▸ **Exercise instructions**
Using the data below, copy each line that includes the word "triangle".

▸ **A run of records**
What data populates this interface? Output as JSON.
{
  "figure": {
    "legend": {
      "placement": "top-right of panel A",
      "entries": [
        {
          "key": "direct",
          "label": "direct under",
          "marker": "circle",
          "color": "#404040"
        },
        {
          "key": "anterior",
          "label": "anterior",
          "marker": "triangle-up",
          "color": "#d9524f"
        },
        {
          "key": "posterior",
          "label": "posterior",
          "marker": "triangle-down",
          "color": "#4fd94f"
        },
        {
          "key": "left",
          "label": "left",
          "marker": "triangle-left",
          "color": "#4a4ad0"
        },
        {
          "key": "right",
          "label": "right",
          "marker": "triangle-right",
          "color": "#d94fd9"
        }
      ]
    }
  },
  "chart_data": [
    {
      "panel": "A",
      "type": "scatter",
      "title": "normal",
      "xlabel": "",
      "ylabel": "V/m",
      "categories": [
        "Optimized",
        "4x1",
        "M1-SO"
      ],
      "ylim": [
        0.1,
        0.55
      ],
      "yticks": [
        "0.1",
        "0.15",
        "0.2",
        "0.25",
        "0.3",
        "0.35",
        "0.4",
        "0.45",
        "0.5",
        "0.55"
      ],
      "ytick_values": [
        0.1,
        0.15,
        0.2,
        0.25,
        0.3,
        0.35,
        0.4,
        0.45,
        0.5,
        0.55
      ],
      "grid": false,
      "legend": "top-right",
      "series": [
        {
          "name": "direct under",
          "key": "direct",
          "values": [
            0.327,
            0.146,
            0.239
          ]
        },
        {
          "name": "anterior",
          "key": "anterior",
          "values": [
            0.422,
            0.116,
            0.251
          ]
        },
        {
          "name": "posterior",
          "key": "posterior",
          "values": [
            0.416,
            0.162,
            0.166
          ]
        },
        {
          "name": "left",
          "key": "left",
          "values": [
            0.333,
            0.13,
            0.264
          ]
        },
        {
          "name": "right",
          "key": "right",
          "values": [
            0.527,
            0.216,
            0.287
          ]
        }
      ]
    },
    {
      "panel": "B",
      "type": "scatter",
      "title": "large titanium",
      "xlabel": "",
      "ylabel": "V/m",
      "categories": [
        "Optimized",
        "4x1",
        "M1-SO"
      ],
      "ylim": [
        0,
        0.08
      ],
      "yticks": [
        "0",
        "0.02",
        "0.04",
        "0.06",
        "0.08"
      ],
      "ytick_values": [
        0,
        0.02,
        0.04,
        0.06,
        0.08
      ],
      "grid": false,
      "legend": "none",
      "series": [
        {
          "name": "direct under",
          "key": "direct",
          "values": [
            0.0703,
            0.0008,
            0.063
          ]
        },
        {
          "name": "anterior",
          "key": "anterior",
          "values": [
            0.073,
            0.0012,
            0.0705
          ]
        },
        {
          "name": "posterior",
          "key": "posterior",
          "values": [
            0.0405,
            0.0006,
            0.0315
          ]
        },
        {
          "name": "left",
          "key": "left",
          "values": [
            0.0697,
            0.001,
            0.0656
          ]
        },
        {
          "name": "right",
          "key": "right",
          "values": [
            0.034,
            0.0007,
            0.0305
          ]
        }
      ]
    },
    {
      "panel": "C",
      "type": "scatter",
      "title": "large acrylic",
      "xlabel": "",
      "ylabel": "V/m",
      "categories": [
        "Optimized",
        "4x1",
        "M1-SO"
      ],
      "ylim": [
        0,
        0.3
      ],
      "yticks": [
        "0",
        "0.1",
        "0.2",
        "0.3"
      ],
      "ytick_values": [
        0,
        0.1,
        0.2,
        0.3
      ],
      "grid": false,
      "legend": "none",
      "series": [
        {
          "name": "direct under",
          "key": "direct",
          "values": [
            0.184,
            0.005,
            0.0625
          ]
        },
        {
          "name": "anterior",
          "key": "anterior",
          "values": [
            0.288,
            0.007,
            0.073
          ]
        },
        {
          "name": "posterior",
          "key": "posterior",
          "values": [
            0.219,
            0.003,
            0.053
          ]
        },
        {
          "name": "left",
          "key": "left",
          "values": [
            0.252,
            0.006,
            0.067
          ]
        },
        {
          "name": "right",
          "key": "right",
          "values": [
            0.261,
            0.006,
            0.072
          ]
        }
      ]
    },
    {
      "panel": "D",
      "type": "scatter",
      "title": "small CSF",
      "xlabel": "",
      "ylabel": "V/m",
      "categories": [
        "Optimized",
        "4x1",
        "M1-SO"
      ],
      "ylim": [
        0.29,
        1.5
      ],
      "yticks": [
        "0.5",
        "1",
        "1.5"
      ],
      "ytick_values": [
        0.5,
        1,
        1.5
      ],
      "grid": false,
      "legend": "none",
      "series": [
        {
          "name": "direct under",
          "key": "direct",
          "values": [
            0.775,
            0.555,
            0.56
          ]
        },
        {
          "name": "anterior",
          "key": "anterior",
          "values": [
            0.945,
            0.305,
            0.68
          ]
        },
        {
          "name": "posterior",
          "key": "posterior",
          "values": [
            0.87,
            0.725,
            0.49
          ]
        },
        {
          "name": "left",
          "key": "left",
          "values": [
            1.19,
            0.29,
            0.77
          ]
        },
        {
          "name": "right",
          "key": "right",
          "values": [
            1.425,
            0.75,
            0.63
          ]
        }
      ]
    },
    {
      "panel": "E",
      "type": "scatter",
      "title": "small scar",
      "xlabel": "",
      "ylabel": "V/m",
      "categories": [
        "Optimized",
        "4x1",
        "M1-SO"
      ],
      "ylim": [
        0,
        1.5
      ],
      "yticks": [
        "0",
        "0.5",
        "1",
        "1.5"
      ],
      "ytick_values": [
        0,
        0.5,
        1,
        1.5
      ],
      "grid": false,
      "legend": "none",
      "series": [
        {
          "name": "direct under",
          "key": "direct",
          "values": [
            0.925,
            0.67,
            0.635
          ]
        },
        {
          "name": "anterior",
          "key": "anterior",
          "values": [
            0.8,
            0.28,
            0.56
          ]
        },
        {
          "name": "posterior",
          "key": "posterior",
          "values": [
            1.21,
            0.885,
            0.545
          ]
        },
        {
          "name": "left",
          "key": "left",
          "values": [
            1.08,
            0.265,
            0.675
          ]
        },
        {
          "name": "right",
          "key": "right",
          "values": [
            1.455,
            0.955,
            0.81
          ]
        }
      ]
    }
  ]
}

▸ **Completed exercise**
          "marker": "triangle-up",
          "marker": "triangle-down",
          "marker": "triangle-left",
          "marker": "triangle-right",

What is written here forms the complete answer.